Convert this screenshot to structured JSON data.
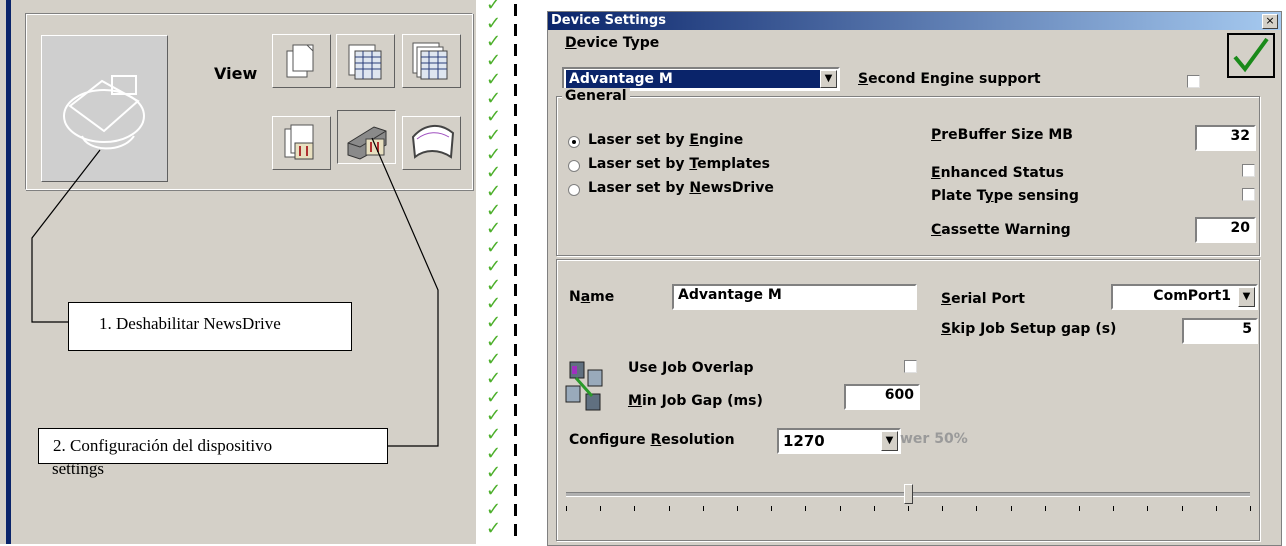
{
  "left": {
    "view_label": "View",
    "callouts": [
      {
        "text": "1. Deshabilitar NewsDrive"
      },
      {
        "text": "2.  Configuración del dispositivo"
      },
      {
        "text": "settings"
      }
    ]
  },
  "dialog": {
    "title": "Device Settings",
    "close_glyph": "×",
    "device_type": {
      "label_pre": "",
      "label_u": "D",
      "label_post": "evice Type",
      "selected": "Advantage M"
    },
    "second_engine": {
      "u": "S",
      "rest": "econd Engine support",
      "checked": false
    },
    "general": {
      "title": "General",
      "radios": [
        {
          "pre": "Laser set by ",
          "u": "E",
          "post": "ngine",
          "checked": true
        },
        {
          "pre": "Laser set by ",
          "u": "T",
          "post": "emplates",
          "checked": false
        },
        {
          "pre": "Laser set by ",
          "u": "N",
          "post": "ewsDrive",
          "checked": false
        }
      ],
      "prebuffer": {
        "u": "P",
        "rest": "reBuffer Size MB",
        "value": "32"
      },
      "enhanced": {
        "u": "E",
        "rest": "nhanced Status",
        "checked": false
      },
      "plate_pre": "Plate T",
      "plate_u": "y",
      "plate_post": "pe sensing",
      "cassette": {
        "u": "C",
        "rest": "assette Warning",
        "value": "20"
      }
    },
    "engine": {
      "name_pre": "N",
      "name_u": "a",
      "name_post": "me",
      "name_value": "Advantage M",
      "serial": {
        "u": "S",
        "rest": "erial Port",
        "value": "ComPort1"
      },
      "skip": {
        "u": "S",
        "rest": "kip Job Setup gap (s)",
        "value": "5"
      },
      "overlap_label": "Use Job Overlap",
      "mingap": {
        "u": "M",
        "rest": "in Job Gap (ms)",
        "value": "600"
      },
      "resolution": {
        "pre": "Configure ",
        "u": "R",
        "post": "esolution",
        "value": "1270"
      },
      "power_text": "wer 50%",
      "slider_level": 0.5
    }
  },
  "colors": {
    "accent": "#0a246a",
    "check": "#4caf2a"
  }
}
........
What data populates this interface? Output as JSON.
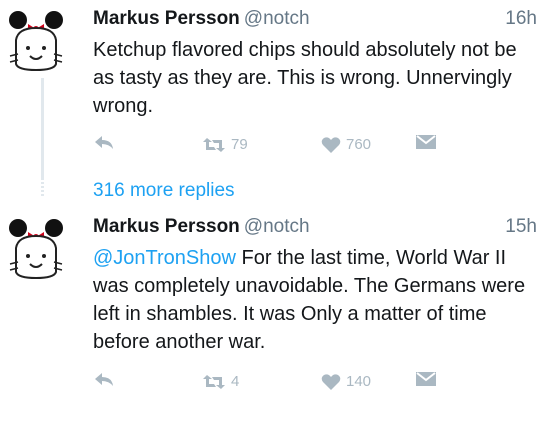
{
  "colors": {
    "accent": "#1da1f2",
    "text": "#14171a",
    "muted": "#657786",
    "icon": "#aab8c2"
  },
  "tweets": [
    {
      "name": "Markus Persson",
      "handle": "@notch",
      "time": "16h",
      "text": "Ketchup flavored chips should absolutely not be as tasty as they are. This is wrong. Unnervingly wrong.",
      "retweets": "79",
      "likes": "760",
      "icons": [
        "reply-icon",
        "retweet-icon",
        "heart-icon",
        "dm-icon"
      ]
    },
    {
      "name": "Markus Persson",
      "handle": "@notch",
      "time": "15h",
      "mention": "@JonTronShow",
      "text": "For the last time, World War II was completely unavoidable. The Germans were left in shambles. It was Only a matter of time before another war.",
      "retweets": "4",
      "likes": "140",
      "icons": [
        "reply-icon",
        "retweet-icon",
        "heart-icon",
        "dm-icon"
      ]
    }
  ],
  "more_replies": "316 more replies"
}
........
**Directions for this task:** Identify the lines in the entries above that contain "false", then copy them out.

**Correct response:**
      "checked": false
          "checked": false
          "checked": false
        "checked": false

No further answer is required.